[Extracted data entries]
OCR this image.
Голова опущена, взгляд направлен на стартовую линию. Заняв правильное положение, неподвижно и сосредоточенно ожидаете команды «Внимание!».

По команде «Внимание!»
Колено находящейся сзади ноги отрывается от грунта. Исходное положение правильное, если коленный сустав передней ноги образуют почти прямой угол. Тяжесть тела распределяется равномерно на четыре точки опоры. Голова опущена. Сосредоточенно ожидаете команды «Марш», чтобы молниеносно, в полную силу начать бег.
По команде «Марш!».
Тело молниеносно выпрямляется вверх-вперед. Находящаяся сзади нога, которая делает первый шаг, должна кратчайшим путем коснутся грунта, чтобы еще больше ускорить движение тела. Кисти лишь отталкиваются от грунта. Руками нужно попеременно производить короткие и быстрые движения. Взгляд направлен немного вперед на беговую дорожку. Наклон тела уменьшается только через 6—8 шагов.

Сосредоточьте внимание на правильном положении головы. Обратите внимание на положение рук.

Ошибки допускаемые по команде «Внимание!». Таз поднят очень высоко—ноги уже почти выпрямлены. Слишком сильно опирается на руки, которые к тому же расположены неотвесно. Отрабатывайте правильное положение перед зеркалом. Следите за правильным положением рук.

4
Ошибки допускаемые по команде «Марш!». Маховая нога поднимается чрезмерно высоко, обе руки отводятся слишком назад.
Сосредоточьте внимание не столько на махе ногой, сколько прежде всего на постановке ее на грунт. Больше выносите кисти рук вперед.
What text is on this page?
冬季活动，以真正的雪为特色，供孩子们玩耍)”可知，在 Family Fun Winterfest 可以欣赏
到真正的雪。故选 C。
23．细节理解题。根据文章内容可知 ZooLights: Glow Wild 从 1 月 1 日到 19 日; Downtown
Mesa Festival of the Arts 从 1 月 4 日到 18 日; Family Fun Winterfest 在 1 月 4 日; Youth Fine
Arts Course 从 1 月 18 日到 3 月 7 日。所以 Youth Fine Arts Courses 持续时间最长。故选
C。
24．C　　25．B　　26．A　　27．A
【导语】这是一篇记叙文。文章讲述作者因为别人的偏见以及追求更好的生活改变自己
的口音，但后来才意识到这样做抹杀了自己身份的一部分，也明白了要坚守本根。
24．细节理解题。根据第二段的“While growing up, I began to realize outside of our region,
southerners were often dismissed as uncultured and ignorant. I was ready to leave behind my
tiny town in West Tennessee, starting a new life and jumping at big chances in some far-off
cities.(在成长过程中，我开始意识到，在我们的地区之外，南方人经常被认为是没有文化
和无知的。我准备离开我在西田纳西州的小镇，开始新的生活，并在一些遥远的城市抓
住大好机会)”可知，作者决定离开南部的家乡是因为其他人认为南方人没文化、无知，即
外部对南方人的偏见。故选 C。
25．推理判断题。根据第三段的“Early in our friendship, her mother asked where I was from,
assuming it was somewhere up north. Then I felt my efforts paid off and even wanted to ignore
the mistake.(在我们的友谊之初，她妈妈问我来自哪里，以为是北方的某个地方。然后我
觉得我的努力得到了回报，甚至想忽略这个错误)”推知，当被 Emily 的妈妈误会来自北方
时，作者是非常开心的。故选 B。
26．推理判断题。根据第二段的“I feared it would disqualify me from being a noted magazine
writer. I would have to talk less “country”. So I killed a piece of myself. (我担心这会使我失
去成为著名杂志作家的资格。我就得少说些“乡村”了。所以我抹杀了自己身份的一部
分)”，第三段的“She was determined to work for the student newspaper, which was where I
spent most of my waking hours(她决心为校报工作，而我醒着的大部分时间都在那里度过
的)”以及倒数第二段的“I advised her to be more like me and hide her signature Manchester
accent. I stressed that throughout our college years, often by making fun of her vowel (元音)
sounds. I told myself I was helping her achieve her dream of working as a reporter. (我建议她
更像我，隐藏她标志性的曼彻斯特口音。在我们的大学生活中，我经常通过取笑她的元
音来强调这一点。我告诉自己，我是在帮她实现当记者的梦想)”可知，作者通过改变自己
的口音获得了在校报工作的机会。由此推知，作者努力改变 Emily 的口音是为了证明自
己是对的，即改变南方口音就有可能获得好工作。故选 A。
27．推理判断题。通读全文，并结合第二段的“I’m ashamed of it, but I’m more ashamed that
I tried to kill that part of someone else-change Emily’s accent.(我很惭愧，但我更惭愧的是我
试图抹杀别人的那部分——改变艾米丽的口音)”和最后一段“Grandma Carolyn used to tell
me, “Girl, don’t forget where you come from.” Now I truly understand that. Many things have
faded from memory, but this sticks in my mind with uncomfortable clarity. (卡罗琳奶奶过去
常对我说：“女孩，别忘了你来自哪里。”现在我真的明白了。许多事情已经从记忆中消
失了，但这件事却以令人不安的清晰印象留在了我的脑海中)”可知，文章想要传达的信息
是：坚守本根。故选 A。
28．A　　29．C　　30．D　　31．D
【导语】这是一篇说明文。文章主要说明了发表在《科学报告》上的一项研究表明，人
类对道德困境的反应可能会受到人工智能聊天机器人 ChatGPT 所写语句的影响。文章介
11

## [What to do]
Report how many lines of the listing above include the word "опущена". Say nothing but the number.

## [Solution for this task]
2